### Seçilmiş Metin
Süleyman Küçük

Süleyman Küçük

Diyanetin Hutbeleri

Bizim memlekette bir kurumun başındaki yönetici değiştiği zaman o kurumda çalışanlardan daha çok kurumla direkt veya dolaylı olarak ilgilenen herkes yönetim katında görev alanlardan daha çok kurumun politikasının değişmesini nasıl olacağını konuşmaya alışkındır.

Milli eğitimden Kızılay’a, Spor kulüplerinden belediyelere, hatta özel sektörde öne çıkan şirketlere kadar bu hep böyle olagelmiştir.

Diyanet İşleri başkanının değişmesinden bir süre sonra üst yönetim de değişim yapıldı ve idarecilerin değişmesi sonrasında insanlar diyanetin hutbelerinde nasıl bir değişim yaşanacağını daha doğrusu değişim yaşanıp yaşanmayacağını beklemeye başladılar.

Aradan geçen kırk günden fazla sürede Cuma günleri irad edilen hutbelerin muhteviyatında çok büyük değişimler olmasa da hutbe dilinde fark edilecek kadar değişim olduğu görülmektedir.

Bu farkı görmek isteyenler diyanetin sitesinde yayımlanan eski ve yeni hutbelere bakabilirler.

Diyanet, dini yaşamının tatbikinde resmi düzenleyici bir kurum olarak görevlendirilmesine rağmen dini bir kurum olmayıp resmi bir kurumdur.

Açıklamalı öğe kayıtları
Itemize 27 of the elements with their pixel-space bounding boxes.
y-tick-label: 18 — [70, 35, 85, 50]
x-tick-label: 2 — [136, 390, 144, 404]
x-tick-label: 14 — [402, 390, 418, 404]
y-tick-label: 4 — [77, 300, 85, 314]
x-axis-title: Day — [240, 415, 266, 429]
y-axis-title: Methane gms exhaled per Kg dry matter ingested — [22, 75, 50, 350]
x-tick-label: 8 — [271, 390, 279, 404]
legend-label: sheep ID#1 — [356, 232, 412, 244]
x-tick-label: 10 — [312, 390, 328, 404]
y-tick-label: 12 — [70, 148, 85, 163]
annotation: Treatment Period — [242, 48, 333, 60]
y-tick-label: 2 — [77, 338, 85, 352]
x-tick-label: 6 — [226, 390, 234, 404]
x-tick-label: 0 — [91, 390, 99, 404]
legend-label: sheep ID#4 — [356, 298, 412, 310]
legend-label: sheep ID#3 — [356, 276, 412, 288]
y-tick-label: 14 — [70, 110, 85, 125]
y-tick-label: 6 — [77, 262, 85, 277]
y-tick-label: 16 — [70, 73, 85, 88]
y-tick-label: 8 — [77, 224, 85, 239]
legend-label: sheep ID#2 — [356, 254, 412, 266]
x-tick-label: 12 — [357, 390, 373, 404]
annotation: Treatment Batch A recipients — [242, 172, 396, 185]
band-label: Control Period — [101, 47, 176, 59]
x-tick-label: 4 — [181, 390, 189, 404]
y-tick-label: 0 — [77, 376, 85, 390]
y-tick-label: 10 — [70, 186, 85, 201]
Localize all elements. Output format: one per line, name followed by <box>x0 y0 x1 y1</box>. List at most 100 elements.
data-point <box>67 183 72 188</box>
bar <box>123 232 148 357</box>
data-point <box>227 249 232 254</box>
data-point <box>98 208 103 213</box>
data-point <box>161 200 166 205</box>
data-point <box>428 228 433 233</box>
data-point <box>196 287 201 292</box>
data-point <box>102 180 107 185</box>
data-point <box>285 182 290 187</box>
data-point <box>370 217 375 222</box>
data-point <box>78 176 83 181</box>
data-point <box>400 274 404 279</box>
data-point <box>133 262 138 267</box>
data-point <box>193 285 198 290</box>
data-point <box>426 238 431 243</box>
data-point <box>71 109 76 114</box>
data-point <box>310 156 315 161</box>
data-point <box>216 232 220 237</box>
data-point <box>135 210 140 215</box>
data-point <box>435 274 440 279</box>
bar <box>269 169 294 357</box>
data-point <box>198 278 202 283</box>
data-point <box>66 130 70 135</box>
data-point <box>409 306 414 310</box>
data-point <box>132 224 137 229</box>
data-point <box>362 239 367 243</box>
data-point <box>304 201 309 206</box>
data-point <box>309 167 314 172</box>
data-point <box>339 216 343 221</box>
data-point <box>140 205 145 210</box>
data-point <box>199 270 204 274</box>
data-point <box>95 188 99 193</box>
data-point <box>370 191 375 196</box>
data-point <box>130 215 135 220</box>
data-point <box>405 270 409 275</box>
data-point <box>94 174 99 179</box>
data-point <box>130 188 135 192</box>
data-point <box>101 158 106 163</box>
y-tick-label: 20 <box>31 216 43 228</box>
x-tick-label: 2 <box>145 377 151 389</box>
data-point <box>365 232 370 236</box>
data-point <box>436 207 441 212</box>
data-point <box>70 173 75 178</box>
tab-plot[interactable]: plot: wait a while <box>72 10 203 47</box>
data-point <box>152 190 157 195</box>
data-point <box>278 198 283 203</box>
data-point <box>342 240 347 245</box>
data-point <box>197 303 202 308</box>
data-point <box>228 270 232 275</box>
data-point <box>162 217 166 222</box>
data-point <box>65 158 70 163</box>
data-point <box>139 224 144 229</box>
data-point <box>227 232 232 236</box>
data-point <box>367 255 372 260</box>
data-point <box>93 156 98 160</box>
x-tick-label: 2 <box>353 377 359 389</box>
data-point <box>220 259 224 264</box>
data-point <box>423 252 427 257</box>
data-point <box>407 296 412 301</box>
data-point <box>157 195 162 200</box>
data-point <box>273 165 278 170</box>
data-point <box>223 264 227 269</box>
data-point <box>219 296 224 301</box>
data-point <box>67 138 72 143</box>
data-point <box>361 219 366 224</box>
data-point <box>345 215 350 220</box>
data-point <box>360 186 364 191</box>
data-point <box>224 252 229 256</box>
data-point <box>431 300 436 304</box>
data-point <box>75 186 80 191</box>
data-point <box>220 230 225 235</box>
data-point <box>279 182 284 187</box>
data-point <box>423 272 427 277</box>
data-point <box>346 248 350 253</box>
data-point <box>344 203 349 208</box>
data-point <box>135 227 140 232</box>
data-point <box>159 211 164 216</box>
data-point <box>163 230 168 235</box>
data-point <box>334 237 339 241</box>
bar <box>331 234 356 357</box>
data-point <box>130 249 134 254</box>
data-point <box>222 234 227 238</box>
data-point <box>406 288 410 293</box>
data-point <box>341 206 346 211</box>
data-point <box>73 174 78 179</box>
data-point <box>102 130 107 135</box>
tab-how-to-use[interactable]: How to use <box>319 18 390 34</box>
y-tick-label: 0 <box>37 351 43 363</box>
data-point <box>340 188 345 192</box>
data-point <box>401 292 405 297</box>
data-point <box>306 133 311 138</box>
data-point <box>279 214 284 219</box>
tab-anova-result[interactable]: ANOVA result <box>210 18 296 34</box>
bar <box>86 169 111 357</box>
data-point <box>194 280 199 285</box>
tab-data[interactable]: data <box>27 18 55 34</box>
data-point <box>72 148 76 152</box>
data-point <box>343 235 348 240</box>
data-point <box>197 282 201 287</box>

### Verilen Görev 1
Diyanet hutbeleri yazısının "Milli eğitimden Kızılay’a, Spor" sözleriyle başlayıp "yeni hutbelere bakabilirler." sözlerine kadar süren bölümünü, "belediyelere" ifadesini "üniversitelere" olarak değiştirerek yeniden yazın.
### Verilen Görev 2
Diyanet hutbeleri yazısını kaldığı yerden ileri götürün.
Kayıtlar, Diyanet hutbeleri yazısından ayrı bir malzemedir.

### Alıştırma Çıktısı 1
Milli eğitimden Kızılay’a, Spor kulüplerinden üniversitelere, hatta özel sektörde öne çıkan şirketlere kadar bu hep böyle olagelmiştir.

Diyanet İşleri başkanının değişmesinden bir süre sonra üst yönetim de değişim yapıldı ve idarecilerin değişmesi sonrasında insanlar diyanetin hutbelerinde nasıl bir değişim yaşanacağını daha doğrusu değişim yaşanıp yaşanmayacağını beklemeye başladılar.

Aradan geçen kırk günden fazla sürede Cuma günleri irad edilen hutbelerin muhteviyatında çok büyük değişimler olmasa da hutbe dilinde fark edilecek kadar değişim olduğu görülmektedir.

Bu farkı görmek isteyenler diyanetin sitesinde yayımlanan eski ve yeni hutbelere bakabilirler.

### Alıştırma Çıktısı 2
Kim ne derse desin bu sebeple Diyanet İşleri Başkanlığı Cumhuriyetin ilk yıllarında tek parti iktidarı tarafından kurulan İslam dışı rejim ile cami cemaatinin arasını yapmak, Müslümanlar ile gayri İslami rejimi barıştırmak, rejimin kararlarını ve propagandalarını verilen az bir maaş karşılığında hutbe ve vaazlarda cemaate duyurmakla görevli kılınmıştır.

Pek çok kişi kabul etmekte zorlansa hatta inkâr etse de Diyanetin asıl görevi tipik bir toplum mühendisliği işidir.

Bu görevinden dolayı irad edilen hutbelerle devlet ve hükûmetin aldığı kararlarla oluşan gündemler nedeniyle insanlarda oluşan tepkileri ve halkın hükümete karşı oluşabilecek öfkesini söndürmede paratoner görevini yapmakla görevlidir.

Hâlbuki asıl vazifesi İnsanların devlet ve millet hayatını İslam dininin kuralları ile milletin örf, ahlak ve kültürüne dair oluşan prensiplere düzenlemek olarak zannedilmektedir.

Bundan dolayıdır ki her kesim, cemaat, dini grup, mezhep, tarikat ve anlayış mensuplarının Diyanet İşleri Başkanlığından farklı beklentileri oluşmaktadır.

Hatta bu beklentiler zaman zaman bu cemaat ve grupların diyaneti ele geçirme ve hakim olmak için verdikleri savaşlara bile neden olmuştur.

Bu sebeple Diyanet'in cuma hutbelerinin içeriği bu gruplar için son derecede önemli olmakta, hutbeleri sahiplenmek Diyaneti sahiplenmekle, karşı çıkmakta Diyanete karşı çıkmakla eşdeğer görülmektedir.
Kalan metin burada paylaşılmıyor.